### Stored records

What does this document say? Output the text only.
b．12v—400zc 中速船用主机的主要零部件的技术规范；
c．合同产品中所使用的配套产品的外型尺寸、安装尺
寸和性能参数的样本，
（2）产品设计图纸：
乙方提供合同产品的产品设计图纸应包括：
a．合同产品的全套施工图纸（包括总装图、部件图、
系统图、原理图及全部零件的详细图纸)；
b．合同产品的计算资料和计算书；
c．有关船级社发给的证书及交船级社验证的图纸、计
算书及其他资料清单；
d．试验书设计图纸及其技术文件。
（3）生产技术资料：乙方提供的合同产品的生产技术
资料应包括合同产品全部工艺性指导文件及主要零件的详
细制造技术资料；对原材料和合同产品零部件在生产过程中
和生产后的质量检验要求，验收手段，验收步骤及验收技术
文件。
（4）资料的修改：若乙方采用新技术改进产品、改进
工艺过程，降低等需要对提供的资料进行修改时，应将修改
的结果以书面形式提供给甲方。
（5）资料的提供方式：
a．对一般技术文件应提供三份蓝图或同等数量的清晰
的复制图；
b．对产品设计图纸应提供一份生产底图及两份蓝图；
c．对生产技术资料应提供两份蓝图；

### WHAT IS BEING ASKED
Copy out the full set of records precisely, leaving nothing out.

### SOLVED PROBLEM
What does this document say? Output the text only.
b．12v—400zc 中速船用主机的主要零部件的技术规范；
c．合同产品中所使用的配套产品的外型尺寸、安装尺
寸和性能参数的样本，
（2）产品设计图纸：
乙方提供合同产品的产品设计图纸应包括：
a．合同产品的全套施工图纸（包括总装图、部件图、
系统图、原理图及全部零件的详细图纸)；
b．合同产品的计算资料和计算书；
c．有关船级社发给的证书及交船级社验证的图纸、计
算书及其他资料清单；
d．试验书设计图纸及其技术文件。
（3）生产技术资料：乙方提供的合同产品的生产技术
资料应包括合同产品全部工艺性指导文件及主要零件的详
细制造技术资料；对原材料和合同产品零部件在生产过程中
和生产后的质量检验要求，验收手段，验收步骤及验收技术
文件。
（4）资料的修改：若乙方采用新技术改进产品、改进
工艺过程，降低等需要对提供的资料进行修改时，应将修改
的结果以书面形式提供给甲方。
（5）资料的提供方式：
a．对一般技术文件应提供三份蓝图或同等数量的清晰
的复制图；
b．对产品设计图纸应提供一份生产底图及两份蓝图；
c．对生产技术资料应提供两份蓝图；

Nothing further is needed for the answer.